### Given request
Copy every line from the data below in which the string "rgba" can be found.

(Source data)
============

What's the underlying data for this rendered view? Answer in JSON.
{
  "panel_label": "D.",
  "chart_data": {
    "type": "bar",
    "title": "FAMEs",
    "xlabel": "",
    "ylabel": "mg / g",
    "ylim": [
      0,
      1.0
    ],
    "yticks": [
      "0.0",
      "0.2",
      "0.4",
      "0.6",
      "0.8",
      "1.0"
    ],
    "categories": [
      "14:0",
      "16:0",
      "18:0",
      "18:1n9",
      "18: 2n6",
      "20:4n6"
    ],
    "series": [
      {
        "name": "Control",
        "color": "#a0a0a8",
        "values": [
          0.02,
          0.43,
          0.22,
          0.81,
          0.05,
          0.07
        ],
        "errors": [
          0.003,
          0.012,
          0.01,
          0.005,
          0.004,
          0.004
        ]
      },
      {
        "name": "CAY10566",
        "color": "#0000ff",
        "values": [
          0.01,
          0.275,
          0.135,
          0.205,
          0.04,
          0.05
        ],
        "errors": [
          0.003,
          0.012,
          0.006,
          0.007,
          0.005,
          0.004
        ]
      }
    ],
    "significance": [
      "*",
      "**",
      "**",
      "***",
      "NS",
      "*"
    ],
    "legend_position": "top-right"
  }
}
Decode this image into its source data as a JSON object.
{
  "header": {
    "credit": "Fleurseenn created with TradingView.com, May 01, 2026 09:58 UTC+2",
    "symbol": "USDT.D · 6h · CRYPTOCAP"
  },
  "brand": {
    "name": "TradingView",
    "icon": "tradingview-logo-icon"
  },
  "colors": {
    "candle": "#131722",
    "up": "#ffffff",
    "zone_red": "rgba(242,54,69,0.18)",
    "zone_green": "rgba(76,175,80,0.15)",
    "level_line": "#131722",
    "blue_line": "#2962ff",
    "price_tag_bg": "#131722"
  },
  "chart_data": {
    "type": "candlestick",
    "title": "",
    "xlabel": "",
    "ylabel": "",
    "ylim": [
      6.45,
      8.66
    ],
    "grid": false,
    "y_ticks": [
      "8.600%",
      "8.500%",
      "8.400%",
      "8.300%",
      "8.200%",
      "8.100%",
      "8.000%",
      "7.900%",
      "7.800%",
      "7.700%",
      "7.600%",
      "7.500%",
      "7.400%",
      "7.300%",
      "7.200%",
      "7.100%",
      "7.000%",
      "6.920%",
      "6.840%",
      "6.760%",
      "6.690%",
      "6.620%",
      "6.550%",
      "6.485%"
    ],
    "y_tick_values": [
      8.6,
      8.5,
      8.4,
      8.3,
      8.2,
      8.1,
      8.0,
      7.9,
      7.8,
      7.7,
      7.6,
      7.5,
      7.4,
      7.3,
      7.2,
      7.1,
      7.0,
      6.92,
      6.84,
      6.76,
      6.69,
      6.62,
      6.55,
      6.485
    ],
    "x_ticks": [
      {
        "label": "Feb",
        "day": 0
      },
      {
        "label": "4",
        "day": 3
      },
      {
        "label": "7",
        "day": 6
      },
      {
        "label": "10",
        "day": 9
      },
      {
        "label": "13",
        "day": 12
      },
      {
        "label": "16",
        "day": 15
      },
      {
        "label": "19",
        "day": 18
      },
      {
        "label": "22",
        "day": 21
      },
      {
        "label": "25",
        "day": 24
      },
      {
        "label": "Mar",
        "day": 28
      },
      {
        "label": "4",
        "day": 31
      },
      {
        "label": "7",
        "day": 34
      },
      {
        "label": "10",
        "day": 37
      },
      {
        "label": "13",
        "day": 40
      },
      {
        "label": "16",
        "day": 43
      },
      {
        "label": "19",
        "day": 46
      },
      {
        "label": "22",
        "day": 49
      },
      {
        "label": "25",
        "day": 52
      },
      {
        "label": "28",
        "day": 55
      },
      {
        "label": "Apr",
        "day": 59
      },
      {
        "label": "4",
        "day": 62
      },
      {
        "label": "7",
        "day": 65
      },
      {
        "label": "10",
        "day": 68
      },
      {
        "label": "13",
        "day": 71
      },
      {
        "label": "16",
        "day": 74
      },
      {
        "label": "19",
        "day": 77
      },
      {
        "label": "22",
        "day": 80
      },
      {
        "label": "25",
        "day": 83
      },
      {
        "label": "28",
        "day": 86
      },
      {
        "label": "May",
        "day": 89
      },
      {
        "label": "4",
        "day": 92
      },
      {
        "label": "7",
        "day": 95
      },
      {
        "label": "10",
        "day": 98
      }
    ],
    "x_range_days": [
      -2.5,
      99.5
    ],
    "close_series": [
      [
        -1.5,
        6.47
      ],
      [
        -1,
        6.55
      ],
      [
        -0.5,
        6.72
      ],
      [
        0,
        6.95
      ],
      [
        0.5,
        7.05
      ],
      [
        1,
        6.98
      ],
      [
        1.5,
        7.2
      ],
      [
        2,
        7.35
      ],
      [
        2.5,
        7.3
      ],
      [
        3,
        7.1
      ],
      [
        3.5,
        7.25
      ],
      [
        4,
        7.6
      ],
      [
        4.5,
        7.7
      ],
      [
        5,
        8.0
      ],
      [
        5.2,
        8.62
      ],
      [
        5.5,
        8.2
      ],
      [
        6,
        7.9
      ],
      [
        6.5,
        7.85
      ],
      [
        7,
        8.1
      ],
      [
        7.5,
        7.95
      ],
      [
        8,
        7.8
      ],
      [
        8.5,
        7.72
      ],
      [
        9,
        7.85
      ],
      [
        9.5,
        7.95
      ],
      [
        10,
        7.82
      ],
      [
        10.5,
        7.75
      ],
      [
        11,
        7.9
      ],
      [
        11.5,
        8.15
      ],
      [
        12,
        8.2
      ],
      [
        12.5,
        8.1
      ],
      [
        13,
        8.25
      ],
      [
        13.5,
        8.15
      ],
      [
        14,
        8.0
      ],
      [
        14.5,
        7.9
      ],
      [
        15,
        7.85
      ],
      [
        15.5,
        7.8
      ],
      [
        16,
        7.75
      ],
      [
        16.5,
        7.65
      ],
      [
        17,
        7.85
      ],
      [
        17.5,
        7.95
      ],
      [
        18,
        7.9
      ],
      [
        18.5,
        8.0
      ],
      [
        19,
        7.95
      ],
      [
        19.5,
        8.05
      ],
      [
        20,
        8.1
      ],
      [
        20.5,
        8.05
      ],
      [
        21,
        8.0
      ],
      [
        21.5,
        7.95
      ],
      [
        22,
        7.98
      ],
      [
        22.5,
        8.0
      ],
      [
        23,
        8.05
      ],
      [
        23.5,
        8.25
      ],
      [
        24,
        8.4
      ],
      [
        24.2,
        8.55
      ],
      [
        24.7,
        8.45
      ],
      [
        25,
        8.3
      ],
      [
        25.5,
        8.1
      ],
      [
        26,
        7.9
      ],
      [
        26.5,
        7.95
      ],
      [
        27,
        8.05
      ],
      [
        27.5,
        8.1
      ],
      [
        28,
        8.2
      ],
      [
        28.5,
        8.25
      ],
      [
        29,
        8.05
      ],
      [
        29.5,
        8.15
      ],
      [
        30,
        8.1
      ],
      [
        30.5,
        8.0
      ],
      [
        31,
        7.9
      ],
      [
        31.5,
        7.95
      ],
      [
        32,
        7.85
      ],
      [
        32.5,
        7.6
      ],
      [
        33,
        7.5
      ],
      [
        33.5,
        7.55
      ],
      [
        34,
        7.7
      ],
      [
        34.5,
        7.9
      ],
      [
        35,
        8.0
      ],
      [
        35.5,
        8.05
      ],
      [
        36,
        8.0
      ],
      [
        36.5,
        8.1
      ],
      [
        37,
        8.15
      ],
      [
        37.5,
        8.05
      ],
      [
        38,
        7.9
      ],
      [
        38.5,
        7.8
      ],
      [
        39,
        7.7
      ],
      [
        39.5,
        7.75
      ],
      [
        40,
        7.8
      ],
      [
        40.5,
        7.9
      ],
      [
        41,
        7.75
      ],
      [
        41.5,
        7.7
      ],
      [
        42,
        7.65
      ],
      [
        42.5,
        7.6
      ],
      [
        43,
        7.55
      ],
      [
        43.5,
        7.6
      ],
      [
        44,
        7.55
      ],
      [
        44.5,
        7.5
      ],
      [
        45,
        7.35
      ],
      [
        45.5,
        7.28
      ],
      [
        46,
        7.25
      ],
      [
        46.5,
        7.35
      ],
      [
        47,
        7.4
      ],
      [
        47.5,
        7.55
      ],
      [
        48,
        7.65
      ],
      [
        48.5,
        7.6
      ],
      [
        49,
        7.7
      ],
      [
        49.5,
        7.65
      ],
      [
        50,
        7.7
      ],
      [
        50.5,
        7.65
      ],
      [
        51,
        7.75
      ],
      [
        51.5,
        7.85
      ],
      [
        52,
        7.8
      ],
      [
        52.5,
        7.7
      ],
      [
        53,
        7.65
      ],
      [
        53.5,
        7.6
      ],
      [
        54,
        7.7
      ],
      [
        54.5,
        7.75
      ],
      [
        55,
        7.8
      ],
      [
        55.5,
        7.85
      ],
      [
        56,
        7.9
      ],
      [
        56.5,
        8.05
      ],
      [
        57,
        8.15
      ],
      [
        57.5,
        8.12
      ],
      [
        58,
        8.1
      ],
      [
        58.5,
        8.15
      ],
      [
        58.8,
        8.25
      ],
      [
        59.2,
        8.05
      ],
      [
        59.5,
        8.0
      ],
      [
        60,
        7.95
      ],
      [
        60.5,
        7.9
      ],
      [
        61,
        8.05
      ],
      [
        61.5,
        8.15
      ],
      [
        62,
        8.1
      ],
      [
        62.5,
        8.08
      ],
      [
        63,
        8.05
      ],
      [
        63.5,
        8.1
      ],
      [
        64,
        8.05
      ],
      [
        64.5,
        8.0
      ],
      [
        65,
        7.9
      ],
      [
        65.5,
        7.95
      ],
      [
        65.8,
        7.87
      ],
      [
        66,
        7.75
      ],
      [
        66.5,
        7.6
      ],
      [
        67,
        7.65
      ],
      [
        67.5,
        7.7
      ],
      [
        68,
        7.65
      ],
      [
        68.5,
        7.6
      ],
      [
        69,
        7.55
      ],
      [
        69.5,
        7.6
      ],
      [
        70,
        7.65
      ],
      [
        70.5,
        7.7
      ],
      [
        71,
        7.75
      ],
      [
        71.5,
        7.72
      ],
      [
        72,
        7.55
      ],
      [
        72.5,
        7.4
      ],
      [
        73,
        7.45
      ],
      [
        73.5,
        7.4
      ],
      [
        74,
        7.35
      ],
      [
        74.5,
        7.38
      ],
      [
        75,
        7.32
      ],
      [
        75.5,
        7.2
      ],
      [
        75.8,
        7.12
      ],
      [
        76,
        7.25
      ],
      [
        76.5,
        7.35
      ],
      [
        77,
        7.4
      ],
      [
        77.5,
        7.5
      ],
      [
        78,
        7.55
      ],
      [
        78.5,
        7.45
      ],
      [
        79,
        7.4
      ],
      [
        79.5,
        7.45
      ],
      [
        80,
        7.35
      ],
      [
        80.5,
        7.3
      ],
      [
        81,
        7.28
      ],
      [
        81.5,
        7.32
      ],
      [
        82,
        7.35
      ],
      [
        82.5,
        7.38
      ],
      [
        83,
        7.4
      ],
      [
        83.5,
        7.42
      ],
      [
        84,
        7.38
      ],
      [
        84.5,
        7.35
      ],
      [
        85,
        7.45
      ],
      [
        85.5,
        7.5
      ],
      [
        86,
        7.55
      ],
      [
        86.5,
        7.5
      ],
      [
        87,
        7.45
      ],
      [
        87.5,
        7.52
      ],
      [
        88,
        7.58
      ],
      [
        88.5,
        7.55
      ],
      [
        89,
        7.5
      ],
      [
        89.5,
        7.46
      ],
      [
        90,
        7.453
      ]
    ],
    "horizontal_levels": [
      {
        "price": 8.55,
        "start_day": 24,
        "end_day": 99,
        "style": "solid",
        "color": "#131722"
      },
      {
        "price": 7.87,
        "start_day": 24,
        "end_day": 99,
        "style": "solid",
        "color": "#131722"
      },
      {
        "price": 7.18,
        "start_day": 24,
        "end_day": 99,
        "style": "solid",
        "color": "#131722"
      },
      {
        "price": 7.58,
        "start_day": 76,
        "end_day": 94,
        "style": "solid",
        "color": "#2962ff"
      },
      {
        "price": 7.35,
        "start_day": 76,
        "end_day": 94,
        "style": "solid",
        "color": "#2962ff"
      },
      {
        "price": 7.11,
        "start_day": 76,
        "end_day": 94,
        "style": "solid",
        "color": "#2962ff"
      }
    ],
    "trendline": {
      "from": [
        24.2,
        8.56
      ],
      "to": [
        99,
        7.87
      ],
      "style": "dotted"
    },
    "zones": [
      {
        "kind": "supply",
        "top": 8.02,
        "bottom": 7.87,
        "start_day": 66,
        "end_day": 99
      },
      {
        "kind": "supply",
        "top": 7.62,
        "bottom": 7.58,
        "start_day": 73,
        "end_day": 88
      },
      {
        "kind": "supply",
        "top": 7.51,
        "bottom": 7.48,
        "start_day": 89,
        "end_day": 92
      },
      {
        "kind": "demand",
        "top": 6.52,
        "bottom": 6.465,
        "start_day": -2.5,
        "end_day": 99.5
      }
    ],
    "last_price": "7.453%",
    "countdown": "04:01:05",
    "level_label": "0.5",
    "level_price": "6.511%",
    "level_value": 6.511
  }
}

============

### The solution
    "zone_red": "rgba(242,54,69,0.18)",
    "zone_green": "rgba(76,175,80,0.15)",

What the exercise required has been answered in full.